» Problem to solve: Below are some records; reproduce every one of them exactly.

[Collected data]

————————

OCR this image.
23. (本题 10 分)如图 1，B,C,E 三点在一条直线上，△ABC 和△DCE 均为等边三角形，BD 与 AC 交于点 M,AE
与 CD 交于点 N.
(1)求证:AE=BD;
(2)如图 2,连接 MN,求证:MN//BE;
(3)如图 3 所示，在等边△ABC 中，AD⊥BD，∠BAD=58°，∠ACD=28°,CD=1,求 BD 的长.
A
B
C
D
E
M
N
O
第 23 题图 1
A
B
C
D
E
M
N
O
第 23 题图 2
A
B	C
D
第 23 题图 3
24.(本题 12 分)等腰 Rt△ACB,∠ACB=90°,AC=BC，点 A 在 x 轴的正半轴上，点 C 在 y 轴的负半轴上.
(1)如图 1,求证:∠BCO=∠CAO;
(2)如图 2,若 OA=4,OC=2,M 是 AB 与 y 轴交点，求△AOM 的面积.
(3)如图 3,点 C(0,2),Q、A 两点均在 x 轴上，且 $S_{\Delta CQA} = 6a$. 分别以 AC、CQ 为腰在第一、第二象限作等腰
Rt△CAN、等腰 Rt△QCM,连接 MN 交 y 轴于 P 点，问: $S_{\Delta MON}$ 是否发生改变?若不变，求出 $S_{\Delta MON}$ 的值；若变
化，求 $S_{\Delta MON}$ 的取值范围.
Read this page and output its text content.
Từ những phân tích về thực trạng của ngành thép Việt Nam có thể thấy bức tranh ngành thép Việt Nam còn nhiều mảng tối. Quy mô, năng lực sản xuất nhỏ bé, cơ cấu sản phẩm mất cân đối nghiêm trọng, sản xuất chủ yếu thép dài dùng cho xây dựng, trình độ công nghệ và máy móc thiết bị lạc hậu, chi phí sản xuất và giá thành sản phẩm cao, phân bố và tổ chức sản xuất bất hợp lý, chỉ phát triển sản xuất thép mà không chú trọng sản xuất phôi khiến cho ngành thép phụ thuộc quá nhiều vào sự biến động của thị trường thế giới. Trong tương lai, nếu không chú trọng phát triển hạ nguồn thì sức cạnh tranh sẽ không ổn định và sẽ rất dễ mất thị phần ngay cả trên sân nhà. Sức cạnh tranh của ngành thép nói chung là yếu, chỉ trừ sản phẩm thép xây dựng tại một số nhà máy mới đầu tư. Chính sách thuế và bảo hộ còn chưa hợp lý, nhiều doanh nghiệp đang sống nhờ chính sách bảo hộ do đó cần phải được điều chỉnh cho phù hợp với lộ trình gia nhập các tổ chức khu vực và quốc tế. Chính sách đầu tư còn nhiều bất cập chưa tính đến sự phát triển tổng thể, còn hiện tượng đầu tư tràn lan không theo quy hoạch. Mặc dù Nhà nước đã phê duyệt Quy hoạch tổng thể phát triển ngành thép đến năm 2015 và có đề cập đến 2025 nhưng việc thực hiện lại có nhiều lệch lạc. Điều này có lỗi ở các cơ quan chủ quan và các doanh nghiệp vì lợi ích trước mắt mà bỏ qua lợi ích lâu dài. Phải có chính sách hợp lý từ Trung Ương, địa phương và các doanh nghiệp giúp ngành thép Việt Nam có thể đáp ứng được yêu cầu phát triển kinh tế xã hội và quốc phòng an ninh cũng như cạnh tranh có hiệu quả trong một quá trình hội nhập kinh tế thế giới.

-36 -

————————

» Exercise solution:
OCR this image.
23. (本题 10 分)如图 1，B,C,E 三点在一条直线上，△ABC 和△DCE 均为等边三角形，BD 与 AC 交于点 M,AE
与 CD 交于点 N.
(1)求证:AE=BD;
(2)如图 2,连接 MN,求证:MN//BE;
(3)如图 3 所示，在等边△ABC 中，AD⊥BD，∠BAD=58°，∠ACD=28°,CD=1,求 BD 的长.
A
B
C
D
E
M
N
O
第 23 题图 1
A
B
C
D
E
M
N
O
第 23 题图 2
A
B	C
D
第 23 题图 3
24.(本题 12 分)等腰 Rt△ACB,∠ACB=90°,AC=BC，点 A 在 x 轴的正半轴上，点 C 在 y 轴的负半轴上.
(1)如图 1,求证:∠BCO=∠CAO;
(2)如图 2,若 OA=4,OC=2,M 是 AB 与 y 轴交点，求△AOM 的面积.
(3)如图 3,点 C(0,2),Q、A 两点均在 x 轴上，且 $S_{\Delta CQA} = 6a$. 分别以 AC、CQ 为腰在第一、第二象限作等腰
Rt△CAN、等腰 Rt△QCM,连接 MN 交 y 轴于 P 点，问: $S_{\Delta MON}$ 是否发生改变?若不变，求出 $S_{\Delta MON}$ 的值；若变
化，求 $S_{\Delta MON}$ 的取值范围.
Read this page and output its text content.
Từ những phân tích về thực trạng của ngành thép Việt Nam có thể thấy bức tranh ngành thép Việt Nam còn nhiều mảng tối. Quy mô, năng lực sản xuất nhỏ bé, cơ cấu sản phẩm mất cân đối nghiêm trọng, sản xuất chủ yếu thép dài dùng cho xây dựng, trình độ công nghệ và máy móc thiết bị lạc hậu, chi phí sản xuất và giá thành sản phẩm cao, phân bố và tổ chức sản xuất bất hợp lý, chỉ phát triển sản xuất thép mà không chú trọng sản xuất phôi khiến cho ngành thép phụ thuộc quá nhiều vào sự biến động của thị trường thế giới. Trong tương lai, nếu không chú trọng phát triển hạ nguồn thì sức cạnh tranh sẽ không ổn định và sẽ rất dễ mất thị phần ngay cả trên sân nhà. Sức cạnh tranh của ngành thép nói chung là yếu, chỉ trừ sản phẩm thép xây dựng tại một số nhà máy mới đầu tư. Chính sách thuế và bảo hộ còn chưa hợp lý, nhiều doanh nghiệp đang sống nhờ chính sách bảo hộ do đó cần phải được điều chỉnh cho phù hợp với lộ trình gia nhập các tổ chức khu vực và quốc tế. Chính sách đầu tư còn nhiều bất cập chưa tính đến sự phát triển tổng thể, còn hiện tượng đầu tư tràn lan không theo quy hoạch. Mặc dù Nhà nước đã phê duyệt Quy hoạch tổng thể phát triển ngành thép đến năm 2015 và có đề cập đến 2025 nhưng việc thực hiện lại có nhiều lệch lạc. Điều này có lỗi ở các cơ quan chủ quan và các doanh nghiệp vì lợi ích trước mắt mà bỏ qua lợi ích lâu dài. Phải có chính sách hợp lý từ Trung Ương, địa phương và các doanh nghiệp giúp ngành thép Việt Nam có thể đáp ứng được yêu cầu phát triển kinh tế xã hội và quốc phòng an ninh cũng như cạnh tranh có hiệu quả trong một quá trình hội nhập kinh tế thế giới.

-36 -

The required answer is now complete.